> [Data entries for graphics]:
START

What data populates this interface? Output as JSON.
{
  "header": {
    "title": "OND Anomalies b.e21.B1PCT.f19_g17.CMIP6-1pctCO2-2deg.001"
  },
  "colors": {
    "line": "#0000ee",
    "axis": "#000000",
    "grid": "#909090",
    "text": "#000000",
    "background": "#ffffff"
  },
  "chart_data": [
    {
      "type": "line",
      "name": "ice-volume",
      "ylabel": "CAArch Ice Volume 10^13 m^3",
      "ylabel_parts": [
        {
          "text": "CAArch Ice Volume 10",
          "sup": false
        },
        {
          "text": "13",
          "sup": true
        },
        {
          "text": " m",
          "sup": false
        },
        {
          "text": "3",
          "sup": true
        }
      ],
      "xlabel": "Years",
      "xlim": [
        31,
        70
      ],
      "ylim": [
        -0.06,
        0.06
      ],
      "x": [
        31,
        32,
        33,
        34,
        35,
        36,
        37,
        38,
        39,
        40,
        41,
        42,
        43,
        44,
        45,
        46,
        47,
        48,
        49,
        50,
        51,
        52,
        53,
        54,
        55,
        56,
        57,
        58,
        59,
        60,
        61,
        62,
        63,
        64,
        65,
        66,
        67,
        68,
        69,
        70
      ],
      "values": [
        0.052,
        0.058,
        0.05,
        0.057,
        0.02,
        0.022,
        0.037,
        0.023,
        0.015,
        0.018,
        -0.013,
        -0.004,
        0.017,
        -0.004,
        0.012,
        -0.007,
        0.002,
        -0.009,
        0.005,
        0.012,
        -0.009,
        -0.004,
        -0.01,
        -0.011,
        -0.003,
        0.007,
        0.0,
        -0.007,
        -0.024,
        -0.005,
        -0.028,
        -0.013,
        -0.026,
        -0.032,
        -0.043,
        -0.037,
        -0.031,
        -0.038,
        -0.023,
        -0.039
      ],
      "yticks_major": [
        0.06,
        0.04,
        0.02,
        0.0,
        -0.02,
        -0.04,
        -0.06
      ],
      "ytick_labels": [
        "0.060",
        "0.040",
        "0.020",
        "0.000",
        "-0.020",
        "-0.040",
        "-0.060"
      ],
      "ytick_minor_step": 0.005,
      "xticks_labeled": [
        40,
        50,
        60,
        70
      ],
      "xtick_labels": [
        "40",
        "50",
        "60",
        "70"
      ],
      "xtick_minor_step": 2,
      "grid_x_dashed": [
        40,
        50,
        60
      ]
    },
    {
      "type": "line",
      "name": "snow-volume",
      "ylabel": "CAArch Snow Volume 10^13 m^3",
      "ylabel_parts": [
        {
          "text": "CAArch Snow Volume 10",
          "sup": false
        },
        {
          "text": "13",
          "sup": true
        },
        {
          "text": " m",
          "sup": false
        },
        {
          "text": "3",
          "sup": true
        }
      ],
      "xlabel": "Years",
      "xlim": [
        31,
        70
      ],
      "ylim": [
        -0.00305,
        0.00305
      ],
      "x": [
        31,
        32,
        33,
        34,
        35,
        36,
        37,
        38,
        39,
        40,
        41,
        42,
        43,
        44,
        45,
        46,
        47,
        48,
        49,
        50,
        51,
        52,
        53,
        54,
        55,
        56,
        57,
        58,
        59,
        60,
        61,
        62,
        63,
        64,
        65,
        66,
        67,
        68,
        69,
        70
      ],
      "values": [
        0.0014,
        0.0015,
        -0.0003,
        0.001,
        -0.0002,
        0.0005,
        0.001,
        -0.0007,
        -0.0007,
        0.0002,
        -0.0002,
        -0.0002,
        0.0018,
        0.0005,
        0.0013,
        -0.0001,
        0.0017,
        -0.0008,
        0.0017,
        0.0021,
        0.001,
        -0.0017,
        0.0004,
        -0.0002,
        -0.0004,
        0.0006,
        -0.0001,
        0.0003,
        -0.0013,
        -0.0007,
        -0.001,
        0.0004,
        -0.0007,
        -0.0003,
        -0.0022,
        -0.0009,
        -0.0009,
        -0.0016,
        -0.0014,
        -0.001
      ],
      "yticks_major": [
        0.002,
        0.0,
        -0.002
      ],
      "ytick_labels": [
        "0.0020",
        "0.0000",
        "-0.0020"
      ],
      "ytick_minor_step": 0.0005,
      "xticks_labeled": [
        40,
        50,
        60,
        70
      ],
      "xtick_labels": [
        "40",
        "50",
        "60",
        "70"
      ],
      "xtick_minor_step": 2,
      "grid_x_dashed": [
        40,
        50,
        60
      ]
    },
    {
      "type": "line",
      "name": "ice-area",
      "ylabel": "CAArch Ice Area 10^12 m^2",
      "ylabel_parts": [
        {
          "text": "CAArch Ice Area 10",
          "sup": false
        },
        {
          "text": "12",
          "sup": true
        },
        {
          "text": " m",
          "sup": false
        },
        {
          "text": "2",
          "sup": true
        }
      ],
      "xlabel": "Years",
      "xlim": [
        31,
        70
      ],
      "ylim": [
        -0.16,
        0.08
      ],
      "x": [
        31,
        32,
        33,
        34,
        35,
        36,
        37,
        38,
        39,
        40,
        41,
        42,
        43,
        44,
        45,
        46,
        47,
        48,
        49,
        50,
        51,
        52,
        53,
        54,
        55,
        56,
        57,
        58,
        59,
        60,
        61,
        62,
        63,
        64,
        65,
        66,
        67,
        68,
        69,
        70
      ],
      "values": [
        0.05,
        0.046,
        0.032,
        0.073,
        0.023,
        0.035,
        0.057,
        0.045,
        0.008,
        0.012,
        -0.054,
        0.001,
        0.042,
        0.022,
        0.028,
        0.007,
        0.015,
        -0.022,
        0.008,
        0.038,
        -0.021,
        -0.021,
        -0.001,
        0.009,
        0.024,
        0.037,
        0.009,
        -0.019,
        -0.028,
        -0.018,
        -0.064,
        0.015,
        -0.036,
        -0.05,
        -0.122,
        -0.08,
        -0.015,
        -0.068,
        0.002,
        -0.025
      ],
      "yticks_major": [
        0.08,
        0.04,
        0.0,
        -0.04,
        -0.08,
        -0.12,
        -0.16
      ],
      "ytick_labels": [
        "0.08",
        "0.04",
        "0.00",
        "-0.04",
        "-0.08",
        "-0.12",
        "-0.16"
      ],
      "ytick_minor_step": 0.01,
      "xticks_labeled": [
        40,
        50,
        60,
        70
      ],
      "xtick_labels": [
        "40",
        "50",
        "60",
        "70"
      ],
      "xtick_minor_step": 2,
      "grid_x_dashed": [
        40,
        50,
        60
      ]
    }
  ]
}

END

> [Your instructions]:
All of the entries must be quoted exactly; please include each one.

> [Correct response]:
What data populates this interface? Output as JSON.
{
  "header": {
    "title": "OND Anomalies b.e21.B1PCT.f19_g17.CMIP6-1pctCO2-2deg.001"
  },
  "colors": {
    "line": "#0000ee",
    "axis": "#000000",
    "grid": "#909090",
    "text": "#000000",
    "background": "#ffffff"
  },
  "chart_data": [
    {
      "type": "line",
      "name": "ice-volume",
      "ylabel": "CAArch Ice Volume 10^13 m^3",
      "ylabel_parts": [
        {
          "text": "CAArch Ice Volume 10",
          "sup": false
        },
        {
          "text": "13",
          "sup": true
        },
        {
          "text": " m",
          "sup": false
        },
        {
          "text": "3",
          "sup": true
        }
      ],
      "xlabel": "Years",
      "xlim": [
        31,
        70
      ],
      "ylim": [
        -0.06,
        0.06
      ],
      "x": [
        31,
        32,
        33,
        34,
        35,
        36,
        37,
        38,
        39,
        40,
        41,
        42,
        43,
        44,
        45,
        46,
        47,
        48,
        49,
        50,
        51,
        52,
        53,
        54,
        55,
        56,
        57,
        58,
        59,
        60,
        61,
        62,
        63,
        64,
        65,
        66,
        67,
        68,
        69,
        70
      ],
      "values": [
        0.052,
        0.058,
        0.05,
        0.057,
        0.02,
        0.022,
        0.037,
        0.023,
        0.015,
        0.018,
        -0.013,
        -0.004,
        0.017,
        -0.004,
        0.012,
        -0.007,
        0.002,
        -0.009,
        0.005,
        0.012,
        -0.009,
        -0.004,
        -0.01,
        -0.011,
        -0.003,
        0.007,
        0.0,
        -0.007,
        -0.024,
        -0.005,
        -0.028,
        -0.013,
        -0.026,
        -0.032,
        -0.043,
        -0.037,
        -0.031,
        -0.038,
        -0.023,
        -0.039
      ],
      "yticks_major": [
        0.06,
        0.04,
        0.02,
        0.0,
        -0.02,
        -0.04,
        -0.06
      ],
      "ytick_labels": [
        "0.060",
        "0.040",
        "0.020",
        "0.000",
        "-0.020",
        "-0.040",
        "-0.060"
      ],
      "ytick_minor_step": 0.005,
      "xticks_labeled": [
        40,
        50,
        60,
        70
      ],
      "xtick_labels": [
        "40",
        "50",
        "60",
        "70"
      ],
      "xtick_minor_step": 2,
      "grid_x_dashed": [
        40,
        50,
        60
      ]
    },
    {
      "type": "line",
      "name": "snow-volume",
      "ylabel": "CAArch Snow Volume 10^13 m^3",
      "ylabel_parts": [
        {
          "text": "CAArch Snow Volume 10",
          "sup": false
        },
        {
          "text": "13",
          "sup": true
        },
        {
          "text": " m",
          "sup": false
        },
        {
          "text": "3",
          "sup": true
        }
      ],
      "xlabel": "Years",
      "xlim": [
        31,
        70
      ],
      "ylim": [
        -0.00305,
        0.00305
      ],
      "x": [
        31,
        32,
        33,
        34,
        35,
        36,
        37,
        38,
        39,
        40,
        41,
        42,
        43,
        44,
        45,
        46,
        47,
        48,
        49,
        50,
        51,
        52,
        53,
        54,
        55,
        56,
        57,
        58,
        59,
        60,
        61,
        62,
        63,
        64,
        65,
        66,
        67,
        68,
        69,
        70
      ],
      "values": [
        0.0014,
        0.0015,
        -0.0003,
        0.001,
        -0.0002,
        0.0005,
        0.001,
        -0.0007,
        -0.0007,
        0.0002,
        -0.0002,
        -0.0002,
        0.0018,
        0.0005,
        0.0013,
        -0.0001,
        0.0017,
        -0.0008,
        0.0017,
        0.0021,
        0.001,
        -0.0017,
        0.0004,
        -0.0002,
        -0.0004,
        0.0006,
        -0.0001,
        0.0003,
        -0.0013,
        -0.0007,
        -0.001,
        0.0004,
        -0.0007,
        -0.0003,
        -0.0022,
        -0.0009,
        -0.0009,
        -0.0016,
        -0.0014,
        -0.001
      ],
      "yticks_major": [
        0.002,
        0.0,
        -0.002
      ],
      "ytick_labels": [
        "0.0020",
        "0.0000",
        "-0.0020"
      ],
      "ytick_minor_step": 0.0005,
      "xticks_labeled": [
        40,
        50,
        60,
        70
      ],
      "xtick_labels": [
        "40",
        "50",
        "60",
        "70"
      ],
      "xtick_minor_step": 2,
      "grid_x_dashed": [
        40,
        50,
        60
      ]
    },
    {
      "type": "line",
      "name": "ice-area",
      "ylabel": "CAArch Ice Area 10^12 m^2",
      "ylabel_parts": [
        {
          "text": "CAArch Ice Area 10",
          "sup": false
        },
        {
          "text": "12",
          "sup": true
        },
        {
          "text": " m",
          "sup": false
        },
        {
          "text": "2",
          "sup": true
        }
      ],
      "xlabel": "Years",
      "xlim": [
        31,
        70
      ],
      "ylim": [
        -0.16,
        0.08
      ],
      "x": [
        31,
        32,
        33,
        34,
        35,
        36,
        37,
        38,
        39,
        40,
        41,
        42,
        43,
        44,
        45,
        46,
        47,
        48,
        49,
        50,
        51,
        52,
        53,
        54,
        55,
        56,
        57,
        58,
        59,
        60,
        61,
        62,
        63,
        64,
        65,
        66,
        67,
        68,
        69,
        70
      ],
      "values": [
        0.05,
        0.046,
        0.032,
        0.073,
        0.023,
        0.035,
        0.057,
        0.045,
        0.008,
        0.012,
        -0.054,
        0.001,
        0.042,
        0.022,
        0.028,
        0.007,
        0.015,
        -0.022,
        0.008,
        0.038,
        -0.021,
        -0.021,
        -0.001,
        0.009,
        0.024,
        0.037,
        0.009,
        -0.019,
        -0.028,
        -0.018,
        -0.064,
        0.015,
        -0.036,
        -0.05,
        -0.122,
        -0.08,
        -0.015,
        -0.068,
        0.002,
        -0.025
      ],
      "yticks_major": [
        0.08,
        0.04,
        0.0,
        -0.04,
        -0.08,
        -0.12,
        -0.16
      ],
      "ytick_labels": [
        "0.08",
        "0.04",
        "0.00",
        "-0.04",
        "-0.08",
        "-0.12",
        "-0.16"
      ],
      "ytick_minor_step": 0.01,
      "xticks_labeled": [
        40,
        50,
        60,
        70
      ],
      "xtick_labels": [
        "40",
        "50",
        "60",
        "70"
      ],
      "xtick_minor_step": 2,
      "grid_x_dashed": [
        40,
        50,
        60
      ]
    }
  ]
}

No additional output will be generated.